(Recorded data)
begin

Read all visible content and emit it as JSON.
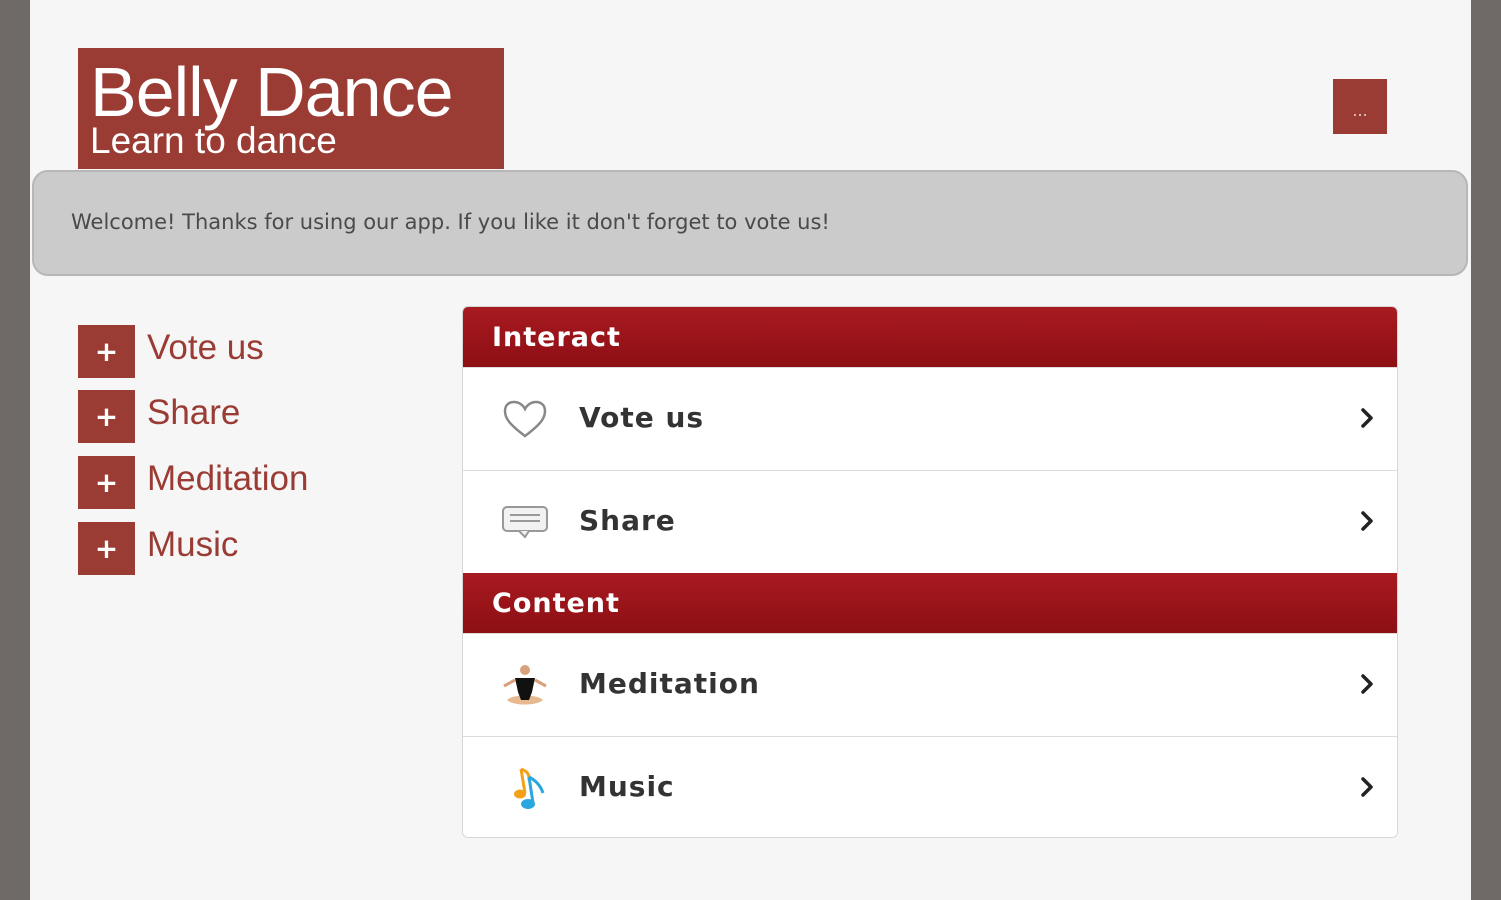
{
  "header": {
    "title": "Belly Dance",
    "subtitle": "Learn to dance",
    "more_label": "..."
  },
  "welcome": {
    "text": "Welcome! Thanks for using our app. If you like it don't forget to vote us!"
  },
  "side_nav": {
    "items": [
      {
        "icon": "+",
        "label": "Vote us"
      },
      {
        "icon": "+",
        "label": "Share"
      },
      {
        "icon": "+",
        "label": "Meditation"
      },
      {
        "icon": "+",
        "label": "Music"
      }
    ]
  },
  "sections": [
    {
      "title": "Interact",
      "items": [
        {
          "label": "Vote us",
          "icon": "heart-icon"
        },
        {
          "label": "Share",
          "icon": "speech-bubble-icon"
        }
      ]
    },
    {
      "title": "Content",
      "items": [
        {
          "label": "Meditation",
          "icon": "meditation-figure-icon"
        },
        {
          "label": "Music",
          "icon": "music-note-icon"
        }
      ]
    }
  ],
  "colors": {
    "brand": "#9a3b34",
    "section_header": "#9e161b",
    "page_background": "#f6f6f6",
    "welcome_bar": "#cbcbcb"
  }
}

end

Exercise instructions: Will you set down the records word for word while leaving out every picture?

Response to the task:
Read all visible content and emit it as JSON.
{
  "header": {
    "title": "Belly Dance",
    "subtitle": "Learn to dance",
    "more_label": "..."
  },
  "welcome": {
    "text": "Welcome! Thanks for using our app. If you like it don't forget to vote us!"
  },
  "side_nav": {
    "items": [
      {
        "icon": "+",
        "label": "Vote us"
      },
      {
        "icon": "+",
        "label": "Share"
      },
      {
        "icon": "+",
        "label": "Meditation"
      },
      {
        "icon": "+",
        "label": "Music"
      }
    ]
  },
  "sections": [
    {
      "title": "Interact",
      "items": [
        {
          "label": "Vote us",
          "icon": "heart-icon"
        },
        {
          "label": "Share",
          "icon": "speech-bubble-icon"
        }
      ]
    },
    {
      "title": "Content",
      "items": [
        {
          "label": "Meditation",
          "icon": "meditation-figure-icon"
        },
        {
          "label": "Music",
          "icon": "music-note-icon"
        }
      ]
    }
  ],
  "colors": {
    "brand": "#9a3b34",
    "section_header": "#9e161b",
    "page_background": "#f6f6f6",
    "welcome_bar": "#cbcbcb"
  }
}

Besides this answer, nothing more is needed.